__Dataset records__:
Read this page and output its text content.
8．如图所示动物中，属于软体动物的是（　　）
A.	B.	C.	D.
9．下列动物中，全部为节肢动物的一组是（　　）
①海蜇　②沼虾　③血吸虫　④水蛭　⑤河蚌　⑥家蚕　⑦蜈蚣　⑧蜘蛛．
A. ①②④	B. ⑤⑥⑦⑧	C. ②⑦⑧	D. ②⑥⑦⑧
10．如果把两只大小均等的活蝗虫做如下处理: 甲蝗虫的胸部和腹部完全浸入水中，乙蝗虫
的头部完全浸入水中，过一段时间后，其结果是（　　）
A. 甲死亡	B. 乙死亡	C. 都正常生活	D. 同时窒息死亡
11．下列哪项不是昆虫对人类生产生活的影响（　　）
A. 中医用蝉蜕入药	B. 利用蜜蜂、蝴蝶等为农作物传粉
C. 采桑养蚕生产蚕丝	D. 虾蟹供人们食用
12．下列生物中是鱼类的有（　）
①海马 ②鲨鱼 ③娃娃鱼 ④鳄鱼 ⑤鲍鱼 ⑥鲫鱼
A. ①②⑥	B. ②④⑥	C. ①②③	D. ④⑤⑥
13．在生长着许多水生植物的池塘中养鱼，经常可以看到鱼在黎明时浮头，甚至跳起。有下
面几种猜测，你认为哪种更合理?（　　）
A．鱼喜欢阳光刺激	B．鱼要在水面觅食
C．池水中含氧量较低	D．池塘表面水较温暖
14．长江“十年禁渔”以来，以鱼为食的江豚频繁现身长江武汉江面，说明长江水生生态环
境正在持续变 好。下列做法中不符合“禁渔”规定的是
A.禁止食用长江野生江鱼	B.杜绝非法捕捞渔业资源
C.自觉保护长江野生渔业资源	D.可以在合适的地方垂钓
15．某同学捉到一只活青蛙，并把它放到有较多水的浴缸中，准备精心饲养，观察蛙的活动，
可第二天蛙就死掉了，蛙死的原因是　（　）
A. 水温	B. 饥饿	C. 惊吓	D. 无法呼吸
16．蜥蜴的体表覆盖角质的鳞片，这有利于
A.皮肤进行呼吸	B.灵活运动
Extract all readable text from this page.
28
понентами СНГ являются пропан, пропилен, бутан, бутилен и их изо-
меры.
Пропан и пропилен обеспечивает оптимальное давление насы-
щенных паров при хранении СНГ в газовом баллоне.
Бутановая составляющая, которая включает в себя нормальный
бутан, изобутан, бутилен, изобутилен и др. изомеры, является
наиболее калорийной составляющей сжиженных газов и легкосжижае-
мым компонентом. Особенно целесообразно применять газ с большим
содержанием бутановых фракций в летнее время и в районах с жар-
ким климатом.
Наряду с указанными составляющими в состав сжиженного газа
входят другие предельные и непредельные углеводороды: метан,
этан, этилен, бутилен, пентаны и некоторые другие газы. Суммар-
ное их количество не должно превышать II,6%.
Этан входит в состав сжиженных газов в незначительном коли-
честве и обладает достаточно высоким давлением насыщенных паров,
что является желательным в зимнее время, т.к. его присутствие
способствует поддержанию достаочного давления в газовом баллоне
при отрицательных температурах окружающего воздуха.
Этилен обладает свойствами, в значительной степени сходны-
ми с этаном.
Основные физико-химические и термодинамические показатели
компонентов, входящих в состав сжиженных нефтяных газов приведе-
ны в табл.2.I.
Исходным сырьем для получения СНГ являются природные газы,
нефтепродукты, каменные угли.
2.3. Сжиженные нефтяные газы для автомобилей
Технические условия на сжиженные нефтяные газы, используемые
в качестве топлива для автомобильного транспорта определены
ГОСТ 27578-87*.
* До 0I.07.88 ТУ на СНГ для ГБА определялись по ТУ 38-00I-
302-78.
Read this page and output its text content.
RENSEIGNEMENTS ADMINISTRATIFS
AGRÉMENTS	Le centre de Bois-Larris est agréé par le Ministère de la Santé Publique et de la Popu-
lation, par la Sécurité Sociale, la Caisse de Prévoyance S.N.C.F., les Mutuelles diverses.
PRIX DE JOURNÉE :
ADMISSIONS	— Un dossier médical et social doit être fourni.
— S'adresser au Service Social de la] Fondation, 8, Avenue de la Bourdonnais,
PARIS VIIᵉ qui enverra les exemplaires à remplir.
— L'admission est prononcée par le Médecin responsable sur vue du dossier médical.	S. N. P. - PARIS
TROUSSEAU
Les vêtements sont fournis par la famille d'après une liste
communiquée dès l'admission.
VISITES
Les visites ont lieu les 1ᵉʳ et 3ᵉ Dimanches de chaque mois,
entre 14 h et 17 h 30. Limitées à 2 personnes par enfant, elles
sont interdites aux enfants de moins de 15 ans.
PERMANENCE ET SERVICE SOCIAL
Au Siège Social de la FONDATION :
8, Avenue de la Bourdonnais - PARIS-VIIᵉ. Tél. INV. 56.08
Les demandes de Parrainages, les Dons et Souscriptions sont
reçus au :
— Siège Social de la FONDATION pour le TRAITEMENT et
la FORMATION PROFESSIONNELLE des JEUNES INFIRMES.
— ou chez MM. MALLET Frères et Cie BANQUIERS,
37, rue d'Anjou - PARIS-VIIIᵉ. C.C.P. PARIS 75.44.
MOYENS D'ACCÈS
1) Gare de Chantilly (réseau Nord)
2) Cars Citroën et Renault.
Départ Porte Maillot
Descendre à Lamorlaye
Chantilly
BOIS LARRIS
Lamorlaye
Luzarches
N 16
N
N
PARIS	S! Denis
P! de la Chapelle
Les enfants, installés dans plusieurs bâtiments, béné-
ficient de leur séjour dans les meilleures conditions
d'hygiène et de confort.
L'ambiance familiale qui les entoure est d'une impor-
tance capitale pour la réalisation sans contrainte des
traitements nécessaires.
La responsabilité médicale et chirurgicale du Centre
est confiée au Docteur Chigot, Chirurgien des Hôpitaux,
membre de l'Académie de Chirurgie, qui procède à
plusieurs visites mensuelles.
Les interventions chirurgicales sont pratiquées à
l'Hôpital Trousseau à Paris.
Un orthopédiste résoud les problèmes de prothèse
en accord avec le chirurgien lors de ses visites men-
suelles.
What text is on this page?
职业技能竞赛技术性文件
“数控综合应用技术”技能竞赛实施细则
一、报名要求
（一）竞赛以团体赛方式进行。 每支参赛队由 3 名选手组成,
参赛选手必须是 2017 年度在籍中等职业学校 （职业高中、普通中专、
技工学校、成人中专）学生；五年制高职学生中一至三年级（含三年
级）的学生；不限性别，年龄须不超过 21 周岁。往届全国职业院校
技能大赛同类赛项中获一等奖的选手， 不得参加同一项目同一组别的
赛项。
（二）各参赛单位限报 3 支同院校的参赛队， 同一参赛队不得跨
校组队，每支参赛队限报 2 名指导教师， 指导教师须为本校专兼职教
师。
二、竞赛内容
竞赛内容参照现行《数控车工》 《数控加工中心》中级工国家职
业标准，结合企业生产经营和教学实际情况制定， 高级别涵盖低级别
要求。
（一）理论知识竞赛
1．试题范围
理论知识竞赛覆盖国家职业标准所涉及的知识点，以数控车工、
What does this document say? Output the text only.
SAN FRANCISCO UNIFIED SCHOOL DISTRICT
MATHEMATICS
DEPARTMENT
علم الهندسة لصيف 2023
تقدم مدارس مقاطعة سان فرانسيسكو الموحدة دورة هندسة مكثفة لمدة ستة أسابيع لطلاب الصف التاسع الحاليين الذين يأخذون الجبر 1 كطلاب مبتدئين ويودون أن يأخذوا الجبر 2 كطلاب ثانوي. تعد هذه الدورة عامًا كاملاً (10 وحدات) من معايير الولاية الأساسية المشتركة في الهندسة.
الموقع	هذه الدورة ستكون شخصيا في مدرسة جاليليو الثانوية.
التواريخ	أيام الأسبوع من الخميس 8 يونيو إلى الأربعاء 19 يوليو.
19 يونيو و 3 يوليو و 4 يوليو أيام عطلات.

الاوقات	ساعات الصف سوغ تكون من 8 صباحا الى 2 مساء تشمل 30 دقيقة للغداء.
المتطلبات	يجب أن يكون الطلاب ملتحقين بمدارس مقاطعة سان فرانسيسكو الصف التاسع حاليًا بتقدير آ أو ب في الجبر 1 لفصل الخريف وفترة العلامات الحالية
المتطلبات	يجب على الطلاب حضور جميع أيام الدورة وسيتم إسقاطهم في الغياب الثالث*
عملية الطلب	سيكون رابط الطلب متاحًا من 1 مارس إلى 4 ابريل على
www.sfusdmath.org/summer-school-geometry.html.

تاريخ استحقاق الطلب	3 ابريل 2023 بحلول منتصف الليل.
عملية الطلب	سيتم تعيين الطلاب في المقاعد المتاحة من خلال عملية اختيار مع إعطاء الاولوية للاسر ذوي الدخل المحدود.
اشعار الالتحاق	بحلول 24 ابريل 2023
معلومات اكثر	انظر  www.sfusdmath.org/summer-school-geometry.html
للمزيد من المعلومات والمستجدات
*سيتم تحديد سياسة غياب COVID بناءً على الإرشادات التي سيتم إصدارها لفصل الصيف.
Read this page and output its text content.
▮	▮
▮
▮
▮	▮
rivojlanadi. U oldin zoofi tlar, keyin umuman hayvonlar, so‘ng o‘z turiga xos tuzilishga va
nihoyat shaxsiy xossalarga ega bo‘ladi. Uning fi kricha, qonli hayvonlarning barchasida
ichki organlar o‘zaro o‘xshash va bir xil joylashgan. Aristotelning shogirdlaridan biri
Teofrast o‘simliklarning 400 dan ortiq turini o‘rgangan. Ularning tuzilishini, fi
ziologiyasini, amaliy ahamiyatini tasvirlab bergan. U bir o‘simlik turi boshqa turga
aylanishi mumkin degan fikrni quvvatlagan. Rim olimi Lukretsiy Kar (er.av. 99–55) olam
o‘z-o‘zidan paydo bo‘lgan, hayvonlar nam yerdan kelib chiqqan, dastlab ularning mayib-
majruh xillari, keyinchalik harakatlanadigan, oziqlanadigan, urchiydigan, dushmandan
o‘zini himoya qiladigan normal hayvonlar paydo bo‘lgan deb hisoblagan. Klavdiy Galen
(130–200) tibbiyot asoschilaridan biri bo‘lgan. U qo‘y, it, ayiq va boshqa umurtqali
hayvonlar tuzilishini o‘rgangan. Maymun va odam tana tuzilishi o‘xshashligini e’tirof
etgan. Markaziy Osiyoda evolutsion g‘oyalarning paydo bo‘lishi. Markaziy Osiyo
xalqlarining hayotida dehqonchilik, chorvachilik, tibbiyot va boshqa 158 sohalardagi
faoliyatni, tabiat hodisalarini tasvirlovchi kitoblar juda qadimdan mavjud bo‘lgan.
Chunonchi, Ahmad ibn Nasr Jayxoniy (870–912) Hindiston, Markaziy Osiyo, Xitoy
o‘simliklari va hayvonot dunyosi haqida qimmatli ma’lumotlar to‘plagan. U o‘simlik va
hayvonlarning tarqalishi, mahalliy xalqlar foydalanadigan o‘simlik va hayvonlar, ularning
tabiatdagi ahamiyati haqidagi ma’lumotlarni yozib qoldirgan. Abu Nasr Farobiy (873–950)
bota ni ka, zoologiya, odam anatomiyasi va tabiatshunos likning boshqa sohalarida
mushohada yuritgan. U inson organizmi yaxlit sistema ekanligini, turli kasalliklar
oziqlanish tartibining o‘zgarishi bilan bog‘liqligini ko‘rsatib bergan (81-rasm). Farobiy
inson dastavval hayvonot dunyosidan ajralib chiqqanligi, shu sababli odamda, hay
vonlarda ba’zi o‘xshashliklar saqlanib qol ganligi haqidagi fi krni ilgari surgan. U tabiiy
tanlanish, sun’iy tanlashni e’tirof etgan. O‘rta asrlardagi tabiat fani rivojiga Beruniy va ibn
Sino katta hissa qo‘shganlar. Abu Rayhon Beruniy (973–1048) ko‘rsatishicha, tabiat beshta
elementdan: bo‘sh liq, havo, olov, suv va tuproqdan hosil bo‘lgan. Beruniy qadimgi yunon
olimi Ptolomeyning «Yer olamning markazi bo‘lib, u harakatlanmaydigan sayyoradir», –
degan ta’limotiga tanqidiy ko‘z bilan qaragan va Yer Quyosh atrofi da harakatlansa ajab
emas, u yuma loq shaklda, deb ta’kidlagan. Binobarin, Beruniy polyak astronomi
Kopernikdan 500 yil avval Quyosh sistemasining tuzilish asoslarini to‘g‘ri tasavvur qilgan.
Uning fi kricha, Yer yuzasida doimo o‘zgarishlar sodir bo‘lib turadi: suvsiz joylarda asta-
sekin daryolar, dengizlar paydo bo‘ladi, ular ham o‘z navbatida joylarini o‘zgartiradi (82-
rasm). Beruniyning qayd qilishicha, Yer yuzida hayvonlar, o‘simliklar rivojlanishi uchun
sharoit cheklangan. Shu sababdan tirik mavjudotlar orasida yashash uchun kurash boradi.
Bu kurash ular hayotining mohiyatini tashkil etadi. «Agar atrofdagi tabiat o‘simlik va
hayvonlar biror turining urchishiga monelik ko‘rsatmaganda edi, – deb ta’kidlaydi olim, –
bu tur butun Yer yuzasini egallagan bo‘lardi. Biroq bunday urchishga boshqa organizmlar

__Your objective__:
Pick out all lines from the data above in which the word "kricha" appears.

__Task response__:
nihoyat shaxsiy xossalarga ega bo‘ladi. Uning fi kricha, qonli hayvonlarning barchasida
Uning fi kricha, Yer yuzasida doimo o‘zgarishlar sodir bo‘lib turadi: suvsiz joylarda asta-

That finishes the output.